* TASK PROMPT
Below is a listing; reproduce each line of it exactly.

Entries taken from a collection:
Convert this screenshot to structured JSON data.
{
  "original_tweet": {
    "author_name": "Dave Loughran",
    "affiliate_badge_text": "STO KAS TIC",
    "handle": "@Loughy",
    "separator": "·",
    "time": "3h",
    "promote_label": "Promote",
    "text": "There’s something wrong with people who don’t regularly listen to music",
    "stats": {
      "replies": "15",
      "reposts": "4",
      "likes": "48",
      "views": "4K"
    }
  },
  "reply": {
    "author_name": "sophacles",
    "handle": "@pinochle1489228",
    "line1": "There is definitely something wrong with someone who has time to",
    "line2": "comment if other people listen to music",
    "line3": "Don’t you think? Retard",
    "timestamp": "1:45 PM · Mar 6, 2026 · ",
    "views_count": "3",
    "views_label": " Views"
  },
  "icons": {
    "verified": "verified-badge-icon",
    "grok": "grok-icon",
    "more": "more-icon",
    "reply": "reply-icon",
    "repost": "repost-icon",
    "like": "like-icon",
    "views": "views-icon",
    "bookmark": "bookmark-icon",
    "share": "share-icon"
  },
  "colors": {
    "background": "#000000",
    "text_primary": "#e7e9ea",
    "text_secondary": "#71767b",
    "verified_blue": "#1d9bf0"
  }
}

* RESULT FOR THIS TASK
Convert this screenshot to structured JSON data.
{
  "original_tweet": {
    "author_name": "Dave Loughran",
    "affiliate_badge_text": "STO KAS TIC",
    "handle": "@Loughy",
    "separator": "·",
    "time": "3h",
    "promote_label": "Promote",
    "text": "There’s something wrong with people who don’t regularly listen to music",
    "stats": {
      "replies": "15",
      "reposts": "4",
      "likes": "48",
      "views": "4K"
    }
  },
  "reply": {
    "author_name": "sophacles",
    "handle": "@pinochle1489228",
    "line1": "There is definitely something wrong with someone who has time to",
    "line2": "comment if other people listen to music",
    "line3": "Don’t you think? Retard",
    "timestamp": "1:45 PM · Mar 6, 2026 · ",
    "views_count": "3",
    "views_label": " Views"
  },
  "icons": {
    "verified": "verified-badge-icon",
    "grok": "grok-icon",
    "more": "more-icon",
    "reply": "reply-icon",
    "repost": "repost-icon",
    "like": "like-icon",
    "views": "views-icon",
    "bookmark": "bookmark-icon",
    "share": "share-icon"
  },
  "colors": {
    "background": "#000000",
    "text_primary": "#e7e9ea",
    "text_secondary": "#71767b",
    "verified_blue": "#1d9bf0"
  }
}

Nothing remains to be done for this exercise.